-- Start WORKING DATA --

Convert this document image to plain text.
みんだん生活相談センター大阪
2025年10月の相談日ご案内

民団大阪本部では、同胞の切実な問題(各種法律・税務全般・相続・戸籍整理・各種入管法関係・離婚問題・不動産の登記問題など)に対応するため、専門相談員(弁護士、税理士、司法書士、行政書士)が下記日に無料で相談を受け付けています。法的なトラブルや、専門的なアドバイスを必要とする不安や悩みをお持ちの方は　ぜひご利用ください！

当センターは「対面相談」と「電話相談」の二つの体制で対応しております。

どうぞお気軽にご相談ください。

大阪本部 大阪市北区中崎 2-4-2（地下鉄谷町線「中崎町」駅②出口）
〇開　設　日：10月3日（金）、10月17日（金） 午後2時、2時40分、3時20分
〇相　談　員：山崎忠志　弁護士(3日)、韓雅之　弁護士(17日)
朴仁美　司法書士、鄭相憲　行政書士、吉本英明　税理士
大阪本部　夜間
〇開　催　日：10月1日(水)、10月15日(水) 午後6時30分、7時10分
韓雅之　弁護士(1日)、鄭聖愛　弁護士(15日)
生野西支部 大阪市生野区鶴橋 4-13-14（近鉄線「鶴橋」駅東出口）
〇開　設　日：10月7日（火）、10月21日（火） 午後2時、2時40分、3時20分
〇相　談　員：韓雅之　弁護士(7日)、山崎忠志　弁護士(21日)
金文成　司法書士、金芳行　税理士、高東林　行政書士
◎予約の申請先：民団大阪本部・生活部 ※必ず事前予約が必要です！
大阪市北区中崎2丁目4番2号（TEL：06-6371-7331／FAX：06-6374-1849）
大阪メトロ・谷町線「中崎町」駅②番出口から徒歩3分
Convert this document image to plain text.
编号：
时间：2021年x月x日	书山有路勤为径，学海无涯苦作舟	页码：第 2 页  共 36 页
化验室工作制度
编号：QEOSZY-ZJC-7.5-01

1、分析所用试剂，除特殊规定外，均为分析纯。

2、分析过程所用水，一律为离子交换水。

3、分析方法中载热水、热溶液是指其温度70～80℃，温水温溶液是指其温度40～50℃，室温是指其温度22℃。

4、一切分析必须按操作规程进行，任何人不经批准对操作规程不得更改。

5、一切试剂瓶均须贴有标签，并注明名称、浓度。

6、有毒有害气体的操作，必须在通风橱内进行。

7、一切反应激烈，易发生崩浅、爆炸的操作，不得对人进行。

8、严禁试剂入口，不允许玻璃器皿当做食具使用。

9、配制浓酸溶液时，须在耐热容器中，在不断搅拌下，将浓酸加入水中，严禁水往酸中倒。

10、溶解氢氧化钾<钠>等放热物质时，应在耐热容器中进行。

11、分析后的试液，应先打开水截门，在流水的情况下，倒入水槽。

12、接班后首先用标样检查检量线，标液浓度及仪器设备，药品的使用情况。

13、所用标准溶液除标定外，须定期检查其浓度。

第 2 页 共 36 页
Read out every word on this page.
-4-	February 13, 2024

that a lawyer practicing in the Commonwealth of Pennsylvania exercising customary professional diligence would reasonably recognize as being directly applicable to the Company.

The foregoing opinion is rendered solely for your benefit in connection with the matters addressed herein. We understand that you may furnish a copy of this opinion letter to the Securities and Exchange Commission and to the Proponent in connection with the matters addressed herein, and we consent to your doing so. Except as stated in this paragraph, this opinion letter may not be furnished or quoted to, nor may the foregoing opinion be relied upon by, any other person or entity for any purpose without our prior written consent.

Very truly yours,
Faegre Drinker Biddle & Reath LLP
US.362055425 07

-- End WORKING DATA --

TASK DESCRIPTION: Return all of the above records exactly, leaving no line out.

SOLVED PROBLEM:
Convert this document image to plain text.
みんだん生活相談センター大阪
2025年10月の相談日ご案内

民団大阪本部では、同胞の切実な問題(各種法律・税務全般・相続・戸籍整理・各種入管法関係・離婚問題・不動産の登記問題など)に対応するため、専門相談員(弁護士、税理士、司法書士、行政書士)が下記日に無料で相談を受け付けています。法的なトラブルや、専門的なアドバイスを必要とする不安や悩みをお持ちの方は　ぜひご利用ください！

当センターは「対面相談」と「電話相談」の二つの体制で対応しております。

どうぞお気軽にご相談ください。

大阪本部 大阪市北区中崎 2-4-2（地下鉄谷町線「中崎町」駅②出口）
〇開　設　日：10月3日（金）、10月17日（金） 午後2時、2時40分、3時20分
〇相　談　員：山崎忠志　弁護士(3日)、韓雅之　弁護士(17日)
朴仁美　司法書士、鄭相憲　行政書士、吉本英明　税理士
大阪本部　夜間
〇開　催　日：10月1日(水)、10月15日(水) 午後6時30分、7時10分
韓雅之　弁護士(1日)、鄭聖愛　弁護士(15日)
生野西支部 大阪市生野区鶴橋 4-13-14（近鉄線「鶴橋」駅東出口）
〇開　設　日：10月7日（火）、10月21日（火） 午後2時、2時40分、3時20分
〇相　談　員：韓雅之　弁護士(7日)、山崎忠志　弁護士(21日)
金文成　司法書士、金芳行　税理士、高東林　行政書士
◎予約の申請先：民団大阪本部・生活部 ※必ず事前予約が必要です！
大阪市北区中崎2丁目4番2号（TEL：06-6371-7331／FAX：06-6374-1849）
大阪メトロ・谷町線「中崎町」駅②番出口から徒歩3分
Convert this document image to plain text.
编号：
时间：2021年x月x日	书山有路勤为径，学海无涯苦作舟	页码：第 2 页  共 36 页
化验室工作制度
编号：QEOSZY-ZJC-7.5-01

1、分析所用试剂，除特殊规定外，均为分析纯。

2、分析过程所用水，一律为离子交换水。

3、分析方法中载热水、热溶液是指其温度70～80℃，温水温溶液是指其温度40～50℃，室温是指其温度22℃。

4、一切分析必须按操作规程进行，任何人不经批准对操作规程不得更改。

5、一切试剂瓶均须贴有标签，并注明名称、浓度。

6、有毒有害气体的操作，必须在通风橱内进行。

7、一切反应激烈，易发生崩浅、爆炸的操作，不得对人进行。

8、严禁试剂入口，不允许玻璃器皿当做食具使用。

9、配制浓酸溶液时，须在耐热容器中，在不断搅拌下，将浓酸加入水中，严禁水往酸中倒。

10、溶解氢氧化钾<钠>等放热物质时，应在耐热容器中进行。

11、分析后的试液，应先打开水截门，在流水的情况下，倒入水槽。

12、接班后首先用标样检查检量线，标液浓度及仪器设备，药品的使用情况。

13、所用标准溶液除标定外，须定期检查其浓度。

第 2 页 共 36 页
Read out every word on this page.
-4-	February 13, 2024

that a lawyer practicing in the Commonwealth of Pennsylvania exercising customary professional diligence would reasonably recognize as being directly applicable to the Company.

The foregoing opinion is rendered solely for your benefit in connection with the matters addressed herein. We understand that you may furnish a copy of this opinion letter to the Securities and Exchange Commission and to the Proponent in connection with the matters addressed herein, and we consent to your doing so. Except as stated in this paragraph, this opinion letter may not be furnished or quoted to, nor may the foregoing opinion be relied upon by, any other person or entity for any purpose without our prior written consent.

Very truly yours,
Faegre Drinker Biddle & Reath LLP
US.362055425 07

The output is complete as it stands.